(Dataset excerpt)
******************************
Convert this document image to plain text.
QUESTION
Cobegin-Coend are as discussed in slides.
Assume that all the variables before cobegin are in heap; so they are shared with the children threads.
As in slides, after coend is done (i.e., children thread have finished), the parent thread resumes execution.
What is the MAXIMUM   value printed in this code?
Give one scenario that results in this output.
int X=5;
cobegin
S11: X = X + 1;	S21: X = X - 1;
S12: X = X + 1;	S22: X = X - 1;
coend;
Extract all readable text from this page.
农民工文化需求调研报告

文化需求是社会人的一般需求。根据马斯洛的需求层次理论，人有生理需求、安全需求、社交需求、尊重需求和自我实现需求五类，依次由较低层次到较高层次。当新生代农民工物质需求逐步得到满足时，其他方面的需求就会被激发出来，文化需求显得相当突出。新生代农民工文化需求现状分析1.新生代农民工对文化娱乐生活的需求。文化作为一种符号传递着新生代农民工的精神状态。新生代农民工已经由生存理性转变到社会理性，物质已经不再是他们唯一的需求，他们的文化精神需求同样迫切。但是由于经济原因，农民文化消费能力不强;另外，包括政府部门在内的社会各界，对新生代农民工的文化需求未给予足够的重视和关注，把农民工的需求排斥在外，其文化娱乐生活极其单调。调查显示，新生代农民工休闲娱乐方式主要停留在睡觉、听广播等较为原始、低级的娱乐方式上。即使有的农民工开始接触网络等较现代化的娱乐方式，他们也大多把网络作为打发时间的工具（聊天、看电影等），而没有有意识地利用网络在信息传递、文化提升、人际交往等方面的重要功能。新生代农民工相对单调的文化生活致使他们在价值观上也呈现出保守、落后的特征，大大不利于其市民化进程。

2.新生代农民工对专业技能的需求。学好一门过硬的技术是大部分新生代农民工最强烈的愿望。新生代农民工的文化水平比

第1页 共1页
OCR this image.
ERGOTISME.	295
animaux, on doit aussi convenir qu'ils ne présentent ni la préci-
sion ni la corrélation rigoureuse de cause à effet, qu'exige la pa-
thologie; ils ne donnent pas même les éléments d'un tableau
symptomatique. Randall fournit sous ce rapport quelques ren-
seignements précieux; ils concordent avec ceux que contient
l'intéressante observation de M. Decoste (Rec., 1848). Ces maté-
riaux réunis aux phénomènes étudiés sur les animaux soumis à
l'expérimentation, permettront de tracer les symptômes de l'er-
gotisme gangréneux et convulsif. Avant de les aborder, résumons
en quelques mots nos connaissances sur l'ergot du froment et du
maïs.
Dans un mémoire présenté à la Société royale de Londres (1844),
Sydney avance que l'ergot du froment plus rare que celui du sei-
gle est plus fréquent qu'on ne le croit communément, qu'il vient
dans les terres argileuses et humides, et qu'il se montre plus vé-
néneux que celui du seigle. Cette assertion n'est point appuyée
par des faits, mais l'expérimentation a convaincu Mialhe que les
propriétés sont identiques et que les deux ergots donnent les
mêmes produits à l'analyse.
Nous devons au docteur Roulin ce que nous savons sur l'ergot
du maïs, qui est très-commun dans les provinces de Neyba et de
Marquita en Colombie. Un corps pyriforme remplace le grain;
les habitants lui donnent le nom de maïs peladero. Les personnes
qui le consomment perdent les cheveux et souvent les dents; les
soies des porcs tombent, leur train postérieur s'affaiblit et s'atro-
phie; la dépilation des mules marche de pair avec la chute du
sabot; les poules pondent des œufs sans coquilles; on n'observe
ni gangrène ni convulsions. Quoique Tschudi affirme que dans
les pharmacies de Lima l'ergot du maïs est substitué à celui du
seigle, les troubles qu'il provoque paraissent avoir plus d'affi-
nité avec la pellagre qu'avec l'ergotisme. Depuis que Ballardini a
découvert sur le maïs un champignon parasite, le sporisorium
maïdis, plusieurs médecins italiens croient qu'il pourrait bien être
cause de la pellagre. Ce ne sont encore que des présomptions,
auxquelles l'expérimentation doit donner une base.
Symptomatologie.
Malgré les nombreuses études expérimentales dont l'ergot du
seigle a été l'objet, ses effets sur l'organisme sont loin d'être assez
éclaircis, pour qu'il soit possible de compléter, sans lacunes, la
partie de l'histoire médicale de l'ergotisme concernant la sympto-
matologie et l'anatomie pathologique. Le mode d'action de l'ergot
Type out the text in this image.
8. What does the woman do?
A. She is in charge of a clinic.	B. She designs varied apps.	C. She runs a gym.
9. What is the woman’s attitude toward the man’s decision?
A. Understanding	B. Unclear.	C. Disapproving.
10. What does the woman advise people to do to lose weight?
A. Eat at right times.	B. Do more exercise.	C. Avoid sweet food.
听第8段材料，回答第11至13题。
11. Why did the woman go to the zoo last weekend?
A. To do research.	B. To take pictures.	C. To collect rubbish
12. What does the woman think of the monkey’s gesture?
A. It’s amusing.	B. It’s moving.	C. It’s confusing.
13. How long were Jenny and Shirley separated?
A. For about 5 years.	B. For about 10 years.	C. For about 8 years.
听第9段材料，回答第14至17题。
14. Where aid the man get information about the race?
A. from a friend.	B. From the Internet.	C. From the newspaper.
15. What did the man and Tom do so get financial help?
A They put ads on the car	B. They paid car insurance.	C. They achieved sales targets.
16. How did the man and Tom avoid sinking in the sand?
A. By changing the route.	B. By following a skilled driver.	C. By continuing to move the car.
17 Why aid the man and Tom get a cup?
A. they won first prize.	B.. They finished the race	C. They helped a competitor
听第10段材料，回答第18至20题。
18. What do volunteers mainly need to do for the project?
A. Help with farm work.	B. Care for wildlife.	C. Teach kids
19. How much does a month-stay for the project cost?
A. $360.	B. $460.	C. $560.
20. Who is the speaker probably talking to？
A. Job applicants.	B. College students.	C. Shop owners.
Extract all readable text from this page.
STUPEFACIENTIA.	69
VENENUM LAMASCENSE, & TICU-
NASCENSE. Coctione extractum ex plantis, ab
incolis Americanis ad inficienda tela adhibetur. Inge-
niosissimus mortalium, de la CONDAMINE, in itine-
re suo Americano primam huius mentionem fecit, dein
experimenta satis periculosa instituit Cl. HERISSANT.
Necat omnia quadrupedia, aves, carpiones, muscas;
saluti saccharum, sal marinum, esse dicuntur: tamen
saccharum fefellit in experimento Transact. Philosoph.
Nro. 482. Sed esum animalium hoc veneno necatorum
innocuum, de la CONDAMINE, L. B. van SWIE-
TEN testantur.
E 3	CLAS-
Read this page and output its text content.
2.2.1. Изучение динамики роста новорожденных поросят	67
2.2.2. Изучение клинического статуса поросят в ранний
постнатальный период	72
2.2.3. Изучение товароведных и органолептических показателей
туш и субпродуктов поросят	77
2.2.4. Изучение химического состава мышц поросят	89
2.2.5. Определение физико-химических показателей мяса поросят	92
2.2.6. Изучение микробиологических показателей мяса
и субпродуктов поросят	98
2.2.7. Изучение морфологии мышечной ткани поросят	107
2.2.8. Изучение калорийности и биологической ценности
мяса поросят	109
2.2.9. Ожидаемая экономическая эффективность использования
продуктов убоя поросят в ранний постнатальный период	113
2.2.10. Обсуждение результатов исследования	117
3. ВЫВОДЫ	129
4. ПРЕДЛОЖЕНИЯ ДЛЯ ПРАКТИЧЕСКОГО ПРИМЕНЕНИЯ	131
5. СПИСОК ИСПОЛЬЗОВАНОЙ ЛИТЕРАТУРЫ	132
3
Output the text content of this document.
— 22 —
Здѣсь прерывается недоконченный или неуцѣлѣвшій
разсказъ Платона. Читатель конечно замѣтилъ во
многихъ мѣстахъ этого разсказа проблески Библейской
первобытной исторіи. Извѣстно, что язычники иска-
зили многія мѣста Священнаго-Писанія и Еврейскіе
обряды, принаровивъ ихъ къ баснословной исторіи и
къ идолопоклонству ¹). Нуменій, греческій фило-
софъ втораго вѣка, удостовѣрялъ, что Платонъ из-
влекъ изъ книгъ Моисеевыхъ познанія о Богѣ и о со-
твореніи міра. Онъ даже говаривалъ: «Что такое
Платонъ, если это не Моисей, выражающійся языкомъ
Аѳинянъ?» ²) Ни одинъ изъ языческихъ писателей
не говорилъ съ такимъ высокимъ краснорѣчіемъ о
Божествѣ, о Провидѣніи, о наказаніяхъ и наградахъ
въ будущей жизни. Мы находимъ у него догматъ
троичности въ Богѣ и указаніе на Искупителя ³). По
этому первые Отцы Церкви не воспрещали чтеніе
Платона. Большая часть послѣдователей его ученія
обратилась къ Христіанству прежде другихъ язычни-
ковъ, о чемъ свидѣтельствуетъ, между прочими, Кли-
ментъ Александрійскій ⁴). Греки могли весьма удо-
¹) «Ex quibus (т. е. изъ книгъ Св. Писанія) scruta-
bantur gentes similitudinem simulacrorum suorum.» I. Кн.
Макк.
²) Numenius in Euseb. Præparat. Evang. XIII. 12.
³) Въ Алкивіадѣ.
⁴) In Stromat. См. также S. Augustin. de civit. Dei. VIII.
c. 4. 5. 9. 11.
******************************
Find the word "froment" in the records and pull out each line that has it.

■ EXERCISE RESPONSE ■
en quelques mots nos connaissances sur l'ergot du froment et du
Sydney avance que l'ergot du froment plus rare que celui du sei-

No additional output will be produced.